11 décembre 2012 – L’aube est à peine levée à Rafah, à l’extrémité sud de la bande de Gaza, et déjà Buthaina Ismail se penche sur son fils Muhammad endormi et tente avec peine de le réveiller.

C’est une tâche qu’elle appréhende, car aujourd’hui encore , elle l’envoie travailler dans un lieu où bien des jeunes ont été ensevelis dans le réseau des tunnels de contrebande qui court sous la frontière entre Gaza et l’Egypte.

Après deux cigarettes et un verre de thé, il est tout juste réveillé. Mais pas très emballé à l’idée d’y aller… : « Ce travail, c’est criminel. Personne ne devrait faire ça. Est-ce que vous avez jamais vu quelqu’un creuser sa propre tombe ? Pendant que vous creusez, le tunnel peut s’effondrer. Il peut s’écrouler à tout moment et vous tuer ».

Muhammad vient d’avoir 18 ans, mais il travaille déjà à temps plein dans les tunnels, creusant et transportant de lourdes charges, depuis 4 ans.
++++++++
**Consignes et exigences**. Dans le passage sur les tunnels de Gaza, depuis combien de temps Muhammad travaille-t-il à temps plein dans les tunnels ?
++++++++
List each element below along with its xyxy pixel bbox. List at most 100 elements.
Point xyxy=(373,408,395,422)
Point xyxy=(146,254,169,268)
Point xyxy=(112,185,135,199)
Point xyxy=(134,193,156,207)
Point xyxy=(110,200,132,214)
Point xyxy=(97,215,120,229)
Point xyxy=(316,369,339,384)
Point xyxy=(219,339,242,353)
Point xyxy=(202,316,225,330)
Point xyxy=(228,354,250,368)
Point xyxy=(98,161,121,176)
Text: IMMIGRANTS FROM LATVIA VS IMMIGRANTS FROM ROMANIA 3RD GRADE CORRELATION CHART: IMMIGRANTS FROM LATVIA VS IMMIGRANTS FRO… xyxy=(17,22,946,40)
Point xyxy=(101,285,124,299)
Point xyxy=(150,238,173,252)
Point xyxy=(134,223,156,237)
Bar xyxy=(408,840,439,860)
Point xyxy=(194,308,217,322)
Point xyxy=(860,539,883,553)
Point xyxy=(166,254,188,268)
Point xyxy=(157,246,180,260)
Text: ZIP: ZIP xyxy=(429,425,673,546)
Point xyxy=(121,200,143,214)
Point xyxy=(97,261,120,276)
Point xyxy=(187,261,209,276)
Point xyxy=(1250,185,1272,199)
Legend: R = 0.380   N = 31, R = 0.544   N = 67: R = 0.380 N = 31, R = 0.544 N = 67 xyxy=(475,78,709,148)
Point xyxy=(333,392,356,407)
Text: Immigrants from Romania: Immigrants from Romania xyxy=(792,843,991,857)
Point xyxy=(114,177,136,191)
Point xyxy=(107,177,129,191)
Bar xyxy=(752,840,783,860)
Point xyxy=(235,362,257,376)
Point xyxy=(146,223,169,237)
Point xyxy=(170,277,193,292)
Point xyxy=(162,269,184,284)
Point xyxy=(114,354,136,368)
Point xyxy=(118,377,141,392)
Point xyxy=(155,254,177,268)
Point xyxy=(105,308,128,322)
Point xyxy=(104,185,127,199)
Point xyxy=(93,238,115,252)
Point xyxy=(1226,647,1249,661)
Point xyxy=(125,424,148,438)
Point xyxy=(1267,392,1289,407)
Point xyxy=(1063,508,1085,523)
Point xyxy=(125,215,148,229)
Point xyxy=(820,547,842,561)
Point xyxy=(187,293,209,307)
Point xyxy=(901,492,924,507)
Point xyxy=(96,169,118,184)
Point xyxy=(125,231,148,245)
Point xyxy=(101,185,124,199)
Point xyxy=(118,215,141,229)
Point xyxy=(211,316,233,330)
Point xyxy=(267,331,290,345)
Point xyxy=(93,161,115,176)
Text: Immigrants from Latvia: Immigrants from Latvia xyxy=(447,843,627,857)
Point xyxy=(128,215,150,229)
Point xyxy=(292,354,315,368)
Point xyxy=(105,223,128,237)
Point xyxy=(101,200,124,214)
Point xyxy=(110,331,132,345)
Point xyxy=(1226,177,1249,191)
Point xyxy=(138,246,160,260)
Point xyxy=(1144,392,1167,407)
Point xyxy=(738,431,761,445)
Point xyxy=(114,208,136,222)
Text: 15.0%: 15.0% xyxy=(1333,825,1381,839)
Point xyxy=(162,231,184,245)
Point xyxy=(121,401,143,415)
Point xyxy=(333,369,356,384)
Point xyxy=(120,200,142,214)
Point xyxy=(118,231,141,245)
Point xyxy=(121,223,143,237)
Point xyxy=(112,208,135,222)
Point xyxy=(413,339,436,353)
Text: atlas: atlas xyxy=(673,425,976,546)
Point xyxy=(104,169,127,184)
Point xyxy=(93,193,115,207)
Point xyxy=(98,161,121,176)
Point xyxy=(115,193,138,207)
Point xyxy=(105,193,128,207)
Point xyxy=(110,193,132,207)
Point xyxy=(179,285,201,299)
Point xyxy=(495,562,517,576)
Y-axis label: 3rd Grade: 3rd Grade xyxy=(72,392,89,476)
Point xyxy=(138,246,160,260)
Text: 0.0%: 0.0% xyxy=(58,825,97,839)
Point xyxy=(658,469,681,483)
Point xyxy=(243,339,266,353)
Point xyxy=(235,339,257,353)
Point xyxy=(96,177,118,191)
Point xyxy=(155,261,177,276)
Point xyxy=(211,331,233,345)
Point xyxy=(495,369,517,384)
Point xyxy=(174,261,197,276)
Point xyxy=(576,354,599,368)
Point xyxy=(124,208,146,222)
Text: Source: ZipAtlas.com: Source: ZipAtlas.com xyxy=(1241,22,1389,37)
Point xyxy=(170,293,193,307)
++++++++
**Réponse complète**. Depuis 4 ans.